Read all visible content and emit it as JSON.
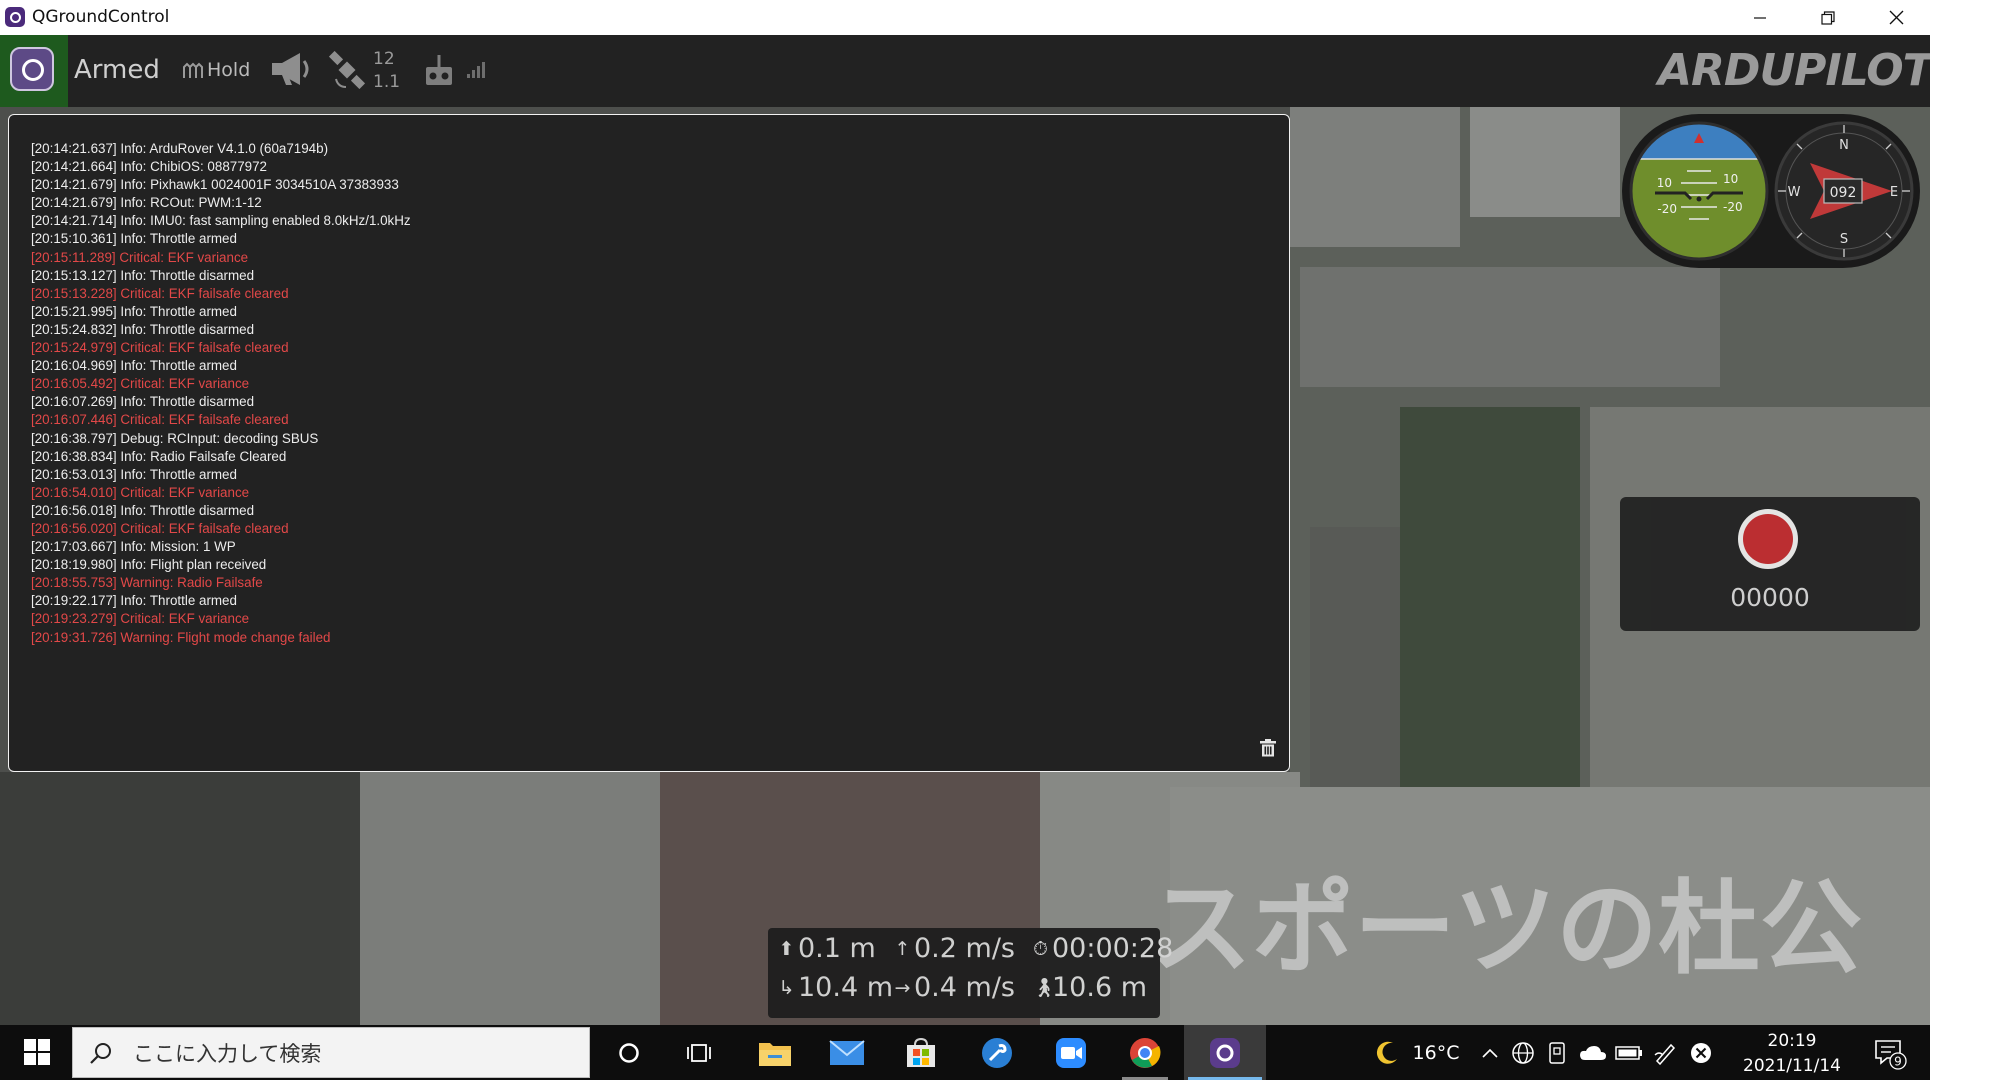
{
  "window": {
    "title": "QGroundControl"
  },
  "toolbar": {
    "armed_text": "Armed",
    "flight_mode": "Hold",
    "gps_sat_count": "12",
    "gps_hdop": "1.1",
    "brand_logo": "ARDUPILOT"
  },
  "messages": [
    {
      "text": "[20:14:21.637] Info: ArduRover V4.1.0 (60a7194b)",
      "level": "info"
    },
    {
      "text": "[20:14:21.664] Info: ChibiOS: 08877972",
      "level": "info"
    },
    {
      "text": "[20:14:21.679] Info: Pixhawk1 0024001F 3034510A 37383933",
      "level": "info"
    },
    {
      "text": "[20:14:21.679] Info: RCOut: PWM:1-12",
      "level": "info"
    },
    {
      "text": "[20:14:21.714] Info: IMU0: fast sampling enabled 8.0kHz/1.0kHz",
      "level": "info"
    },
    {
      "text": "[20:15:10.361] Info: Throttle armed",
      "level": "info"
    },
    {
      "text": "[20:15:11.289] Critical: EKF variance",
      "level": "critical"
    },
    {
      "text": "[20:15:13.127] Info: Throttle disarmed",
      "level": "info"
    },
    {
      "text": "[20:15:13.228] Critical: EKF failsafe cleared",
      "level": "critical"
    },
    {
      "text": "[20:15:21.995] Info: Throttle armed",
      "level": "info"
    },
    {
      "text": "[20:15:24.832] Info: Throttle disarmed",
      "level": "info"
    },
    {
      "text": "[20:15:24.979] Critical: EKF failsafe cleared",
      "level": "critical"
    },
    {
      "text": "[20:16:04.969] Info: Throttle armed",
      "level": "info"
    },
    {
      "text": "[20:16:05.492] Critical: EKF variance",
      "level": "critical"
    },
    {
      "text": "[20:16:07.269] Info: Throttle disarmed",
      "level": "info"
    },
    {
      "text": "[20:16:07.446] Critical: EKF failsafe cleared",
      "level": "critical"
    },
    {
      "text": "[20:16:38.797] Debug: RCInput: decoding SBUS",
      "level": "info"
    },
    {
      "text": "[20:16:38.834] Info: Radio Failsafe Cleared",
      "level": "info"
    },
    {
      "text": "[20:16:53.013] Info: Throttle armed",
      "level": "info"
    },
    {
      "text": "[20:16:54.010] Critical: EKF variance",
      "level": "critical"
    },
    {
      "text": "[20:16:56.018] Info: Throttle disarmed",
      "level": "info"
    },
    {
      "text": "[20:16:56.020] Critical: EKF failsafe cleared",
      "level": "critical"
    },
    {
      "text": "[20:17:03.667] Info: Mission: 1 WP",
      "level": "info"
    },
    {
      "text": "[20:18:19.980] Info: Flight plan received",
      "level": "info"
    },
    {
      "text": "[20:18:55.753] Warning: Radio Failsafe",
      "level": "critical"
    },
    {
      "text": "[20:19:22.177] Info: Throttle armed",
      "level": "info"
    },
    {
      "text": "[20:19:23.279] Critical: EKF variance",
      "level": "critical"
    },
    {
      "text": "[20:19:31.726] Warning: Flight mode change failed",
      "level": "critical"
    }
  ],
  "attitude": {
    "pitch_ladder": [
      "10",
      "10",
      "-20",
      "-20"
    ]
  },
  "compass": {
    "heading": "092",
    "labels": [
      "N",
      "E",
      "S",
      "W"
    ]
  },
  "video": {
    "record_time": "00000"
  },
  "telemetry": {
    "altitude": "0.1 m",
    "climb_rate": "0.2 m/s",
    "flight_time": "00:00:28",
    "distance_home": "10.4 m",
    "ground_speed": "0.4 m/s",
    "distance_travelled": "10.6 m"
  },
  "map": {
    "overlay_label": "スポーツの杜公"
  },
  "taskbar": {
    "search_placeholder": "ここに入力して検索",
    "weather": "16°C",
    "time": "20:19",
    "date": "2021/11/14",
    "notification_count": "9"
  },
  "colors": {
    "critical_text": "#e24848",
    "panel_bg": "#222222",
    "taskbar_bg": "#0d0d0d",
    "armed_toolbar_green": "#1e5a1e"
  }
}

——

Directions
Write out every line above exactly as it is, leaving out the pictures.

Answer
Read all visible content and emit it as JSON.
{
  "window": {
    "title": "QGroundControl"
  },
  "toolbar": {
    "armed_text": "Armed",
    "flight_mode": "Hold",
    "gps_sat_count": "12",
    "gps_hdop": "1.1",
    "brand_logo": "ARDUPILOT"
  },
  "messages": [
    {
      "text": "[20:14:21.637] Info: ArduRover V4.1.0 (60a7194b)",
      "level": "info"
    },
    {
      "text": "[20:14:21.664] Info: ChibiOS: 08877972",
      "level": "info"
    },
    {
      "text": "[20:14:21.679] Info: Pixhawk1 0024001F 3034510A 37383933",
      "level": "info"
    },
    {
      "text": "[20:14:21.679] Info: RCOut: PWM:1-12",
      "level": "info"
    },
    {
      "text": "[20:14:21.714] Info: IMU0: fast sampling enabled 8.0kHz/1.0kHz",
      "level": "info"
    },
    {
      "text": "[20:15:10.361] Info: Throttle armed",
      "level": "info"
    },
    {
      "text": "[20:15:11.289] Critical: EKF variance",
      "level": "critical"
    },
    {
      "text": "[20:15:13.127] Info: Throttle disarmed",
      "level": "info"
    },
    {
      "text": "[20:15:13.228] Critical: EKF failsafe cleared",
      "level": "critical"
    },
    {
      "text": "[20:15:21.995] Info: Throttle armed",
      "level": "info"
    },
    {
      "text": "[20:15:24.832] Info: Throttle disarmed",
      "level": "info"
    },
    {
      "text": "[20:15:24.979] Critical: EKF failsafe cleared",
      "level": "critical"
    },
    {
      "text": "[20:16:04.969] Info: Throttle armed",
      "level": "info"
    },
    {
      "text": "[20:16:05.492] Critical: EKF variance",
      "level": "critical"
    },
    {
      "text": "[20:16:07.269] Info: Throttle disarmed",
      "level": "info"
    },
    {
      "text": "[20:16:07.446] Critical: EKF failsafe cleared",
      "level": "critical"
    },
    {
      "text": "[20:16:38.797] Debug: RCInput: decoding SBUS",
      "level": "info"
    },
    {
      "text": "[20:16:38.834] Info: Radio Failsafe Cleared",
      "level": "info"
    },
    {
      "text": "[20:16:53.013] Info: Throttle armed",
      "level": "info"
    },
    {
      "text": "[20:16:54.010] Critical: EKF variance",
      "level": "critical"
    },
    {
      "text": "[20:16:56.018] Info: Throttle disarmed",
      "level": "info"
    },
    {
      "text": "[20:16:56.020] Critical: EKF failsafe cleared",
      "level": "critical"
    },
    {
      "text": "[20:17:03.667] Info: Mission: 1 WP",
      "level": "info"
    },
    {
      "text": "[20:18:19.980] Info: Flight plan received",
      "level": "info"
    },
    {
      "text": "[20:18:55.753] Warning: Radio Failsafe",
      "level": "critical"
    },
    {
      "text": "[20:19:22.177] Info: Throttle armed",
      "level": "info"
    },
    {
      "text": "[20:19:23.279] Critical: EKF variance",
      "level": "critical"
    },
    {
      "text": "[20:19:31.726] Warning: Flight mode change failed",
      "level": "critical"
    }
  ],
  "attitude": {
    "pitch_ladder": [
      "10",
      "10",
      "-20",
      "-20"
    ]
  },
  "compass": {
    "heading": "092",
    "labels": [
      "N",
      "E",
      "S",
      "W"
    ]
  },
  "video": {
    "record_time": "00000"
  },
  "telemetry": {
    "altitude": "0.1 m",
    "climb_rate": "0.2 m/s",
    "flight_time": "00:00:28",
    "distance_home": "10.4 m",
    "ground_speed": "0.4 m/s",
    "distance_travelled": "10.6 m"
  },
  "map": {
    "overlay_label": "スポーツの杜公"
  },
  "taskbar": {
    "search_placeholder": "ここに入力して検索",
    "weather": "16°C",
    "time": "20:19",
    "date": "2021/11/14",
    "notification_count": "9"
  },
  "colors": {
    "critical_text": "#e24848",
    "panel_bg": "#222222",
    "taskbar_bg": "#0d0d0d",
    "armed_toolbar_green": "#1e5a1e"
  }
}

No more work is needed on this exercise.